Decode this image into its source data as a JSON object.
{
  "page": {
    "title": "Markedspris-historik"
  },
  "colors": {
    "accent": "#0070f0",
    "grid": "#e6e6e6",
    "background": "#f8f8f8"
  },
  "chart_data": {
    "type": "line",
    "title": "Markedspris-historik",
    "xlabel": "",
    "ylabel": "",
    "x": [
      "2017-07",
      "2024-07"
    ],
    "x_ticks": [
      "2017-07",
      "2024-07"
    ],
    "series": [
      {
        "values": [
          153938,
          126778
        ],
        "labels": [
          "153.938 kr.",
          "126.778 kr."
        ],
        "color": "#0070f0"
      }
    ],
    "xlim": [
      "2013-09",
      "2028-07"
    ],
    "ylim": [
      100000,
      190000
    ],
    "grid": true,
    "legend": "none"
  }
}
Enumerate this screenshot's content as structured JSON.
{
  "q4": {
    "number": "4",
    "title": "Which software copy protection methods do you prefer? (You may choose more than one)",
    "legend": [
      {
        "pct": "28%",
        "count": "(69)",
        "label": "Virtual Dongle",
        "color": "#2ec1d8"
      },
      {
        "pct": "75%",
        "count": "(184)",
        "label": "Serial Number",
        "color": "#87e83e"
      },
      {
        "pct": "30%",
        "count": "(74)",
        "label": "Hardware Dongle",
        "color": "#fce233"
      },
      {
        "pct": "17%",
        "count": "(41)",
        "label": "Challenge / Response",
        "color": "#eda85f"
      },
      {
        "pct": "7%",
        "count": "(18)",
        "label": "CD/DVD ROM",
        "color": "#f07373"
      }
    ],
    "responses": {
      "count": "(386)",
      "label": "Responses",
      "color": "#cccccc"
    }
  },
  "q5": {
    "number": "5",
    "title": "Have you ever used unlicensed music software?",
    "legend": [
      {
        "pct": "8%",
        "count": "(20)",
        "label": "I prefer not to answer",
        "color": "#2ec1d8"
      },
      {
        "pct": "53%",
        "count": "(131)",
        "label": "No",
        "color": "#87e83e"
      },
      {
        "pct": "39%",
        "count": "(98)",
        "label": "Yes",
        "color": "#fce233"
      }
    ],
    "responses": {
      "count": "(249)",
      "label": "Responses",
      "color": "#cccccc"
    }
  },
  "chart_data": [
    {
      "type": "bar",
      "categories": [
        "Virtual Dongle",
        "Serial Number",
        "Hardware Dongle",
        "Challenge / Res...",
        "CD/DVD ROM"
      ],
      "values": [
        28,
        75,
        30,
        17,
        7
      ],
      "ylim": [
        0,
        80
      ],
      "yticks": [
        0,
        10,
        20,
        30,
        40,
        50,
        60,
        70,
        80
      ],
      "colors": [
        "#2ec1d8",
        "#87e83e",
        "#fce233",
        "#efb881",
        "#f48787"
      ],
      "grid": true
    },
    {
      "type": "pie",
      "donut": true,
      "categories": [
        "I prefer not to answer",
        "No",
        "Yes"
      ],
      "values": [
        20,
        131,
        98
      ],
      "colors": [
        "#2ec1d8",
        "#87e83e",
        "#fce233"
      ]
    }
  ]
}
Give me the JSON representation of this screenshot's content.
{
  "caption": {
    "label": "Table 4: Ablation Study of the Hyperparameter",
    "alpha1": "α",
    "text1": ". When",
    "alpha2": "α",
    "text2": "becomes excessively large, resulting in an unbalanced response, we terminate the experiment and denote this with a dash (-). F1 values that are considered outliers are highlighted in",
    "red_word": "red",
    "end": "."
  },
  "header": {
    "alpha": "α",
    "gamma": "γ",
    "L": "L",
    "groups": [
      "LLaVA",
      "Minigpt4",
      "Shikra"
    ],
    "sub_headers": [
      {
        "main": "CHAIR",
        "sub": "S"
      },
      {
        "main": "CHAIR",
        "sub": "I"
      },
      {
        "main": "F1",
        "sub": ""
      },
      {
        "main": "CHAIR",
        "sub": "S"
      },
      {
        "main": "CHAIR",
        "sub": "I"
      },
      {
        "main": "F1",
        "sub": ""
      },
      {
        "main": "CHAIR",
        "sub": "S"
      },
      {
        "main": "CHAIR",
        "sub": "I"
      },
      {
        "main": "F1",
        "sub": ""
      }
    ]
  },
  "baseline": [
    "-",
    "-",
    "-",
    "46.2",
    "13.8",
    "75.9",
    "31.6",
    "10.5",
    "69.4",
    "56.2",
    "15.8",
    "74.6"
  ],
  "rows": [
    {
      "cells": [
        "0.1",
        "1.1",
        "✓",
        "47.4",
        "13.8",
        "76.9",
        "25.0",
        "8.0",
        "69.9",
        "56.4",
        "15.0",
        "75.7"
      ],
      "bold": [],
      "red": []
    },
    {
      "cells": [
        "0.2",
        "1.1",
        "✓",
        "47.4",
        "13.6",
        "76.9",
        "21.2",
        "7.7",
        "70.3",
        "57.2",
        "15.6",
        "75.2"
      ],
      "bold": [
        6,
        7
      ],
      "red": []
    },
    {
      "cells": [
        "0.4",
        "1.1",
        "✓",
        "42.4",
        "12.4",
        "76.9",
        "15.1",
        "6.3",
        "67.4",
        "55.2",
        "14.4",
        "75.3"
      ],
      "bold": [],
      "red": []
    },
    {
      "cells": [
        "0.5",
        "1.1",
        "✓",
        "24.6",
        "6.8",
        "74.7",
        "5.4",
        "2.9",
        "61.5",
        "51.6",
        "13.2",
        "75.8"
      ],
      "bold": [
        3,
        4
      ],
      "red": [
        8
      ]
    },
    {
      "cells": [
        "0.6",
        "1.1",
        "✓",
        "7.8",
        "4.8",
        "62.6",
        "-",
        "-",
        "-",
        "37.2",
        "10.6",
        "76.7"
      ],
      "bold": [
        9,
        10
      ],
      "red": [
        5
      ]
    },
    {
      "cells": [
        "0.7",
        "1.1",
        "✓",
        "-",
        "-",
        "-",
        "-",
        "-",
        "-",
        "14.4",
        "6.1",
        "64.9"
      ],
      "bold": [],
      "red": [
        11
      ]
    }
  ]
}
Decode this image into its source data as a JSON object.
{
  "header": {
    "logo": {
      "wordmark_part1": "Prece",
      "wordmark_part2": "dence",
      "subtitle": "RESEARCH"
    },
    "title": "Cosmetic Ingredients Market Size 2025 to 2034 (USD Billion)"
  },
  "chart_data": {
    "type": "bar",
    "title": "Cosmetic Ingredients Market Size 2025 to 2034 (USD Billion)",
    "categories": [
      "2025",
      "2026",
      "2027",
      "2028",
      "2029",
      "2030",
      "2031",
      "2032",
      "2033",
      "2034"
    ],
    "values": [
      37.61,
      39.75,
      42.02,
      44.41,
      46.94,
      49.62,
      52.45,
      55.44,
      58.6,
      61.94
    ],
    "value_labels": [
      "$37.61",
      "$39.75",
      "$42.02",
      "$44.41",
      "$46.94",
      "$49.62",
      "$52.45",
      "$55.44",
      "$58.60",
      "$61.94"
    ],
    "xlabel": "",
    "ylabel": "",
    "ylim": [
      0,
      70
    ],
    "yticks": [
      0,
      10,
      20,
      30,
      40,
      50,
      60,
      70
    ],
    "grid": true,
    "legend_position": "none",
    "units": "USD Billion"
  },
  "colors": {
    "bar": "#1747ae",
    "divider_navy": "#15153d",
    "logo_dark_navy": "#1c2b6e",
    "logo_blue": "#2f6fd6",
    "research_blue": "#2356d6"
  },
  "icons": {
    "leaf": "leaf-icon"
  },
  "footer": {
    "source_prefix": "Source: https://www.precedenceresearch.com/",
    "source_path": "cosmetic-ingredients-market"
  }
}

########################################

TASK: Which lines contain "prefer"? Copy each of them.

SOLUTION FOR THIS TASK:
    "title": "Which software copy protection methods do you prefer? (You may choose more than one)",
        "label": "I prefer not to answer",
        "I prefer not to answer",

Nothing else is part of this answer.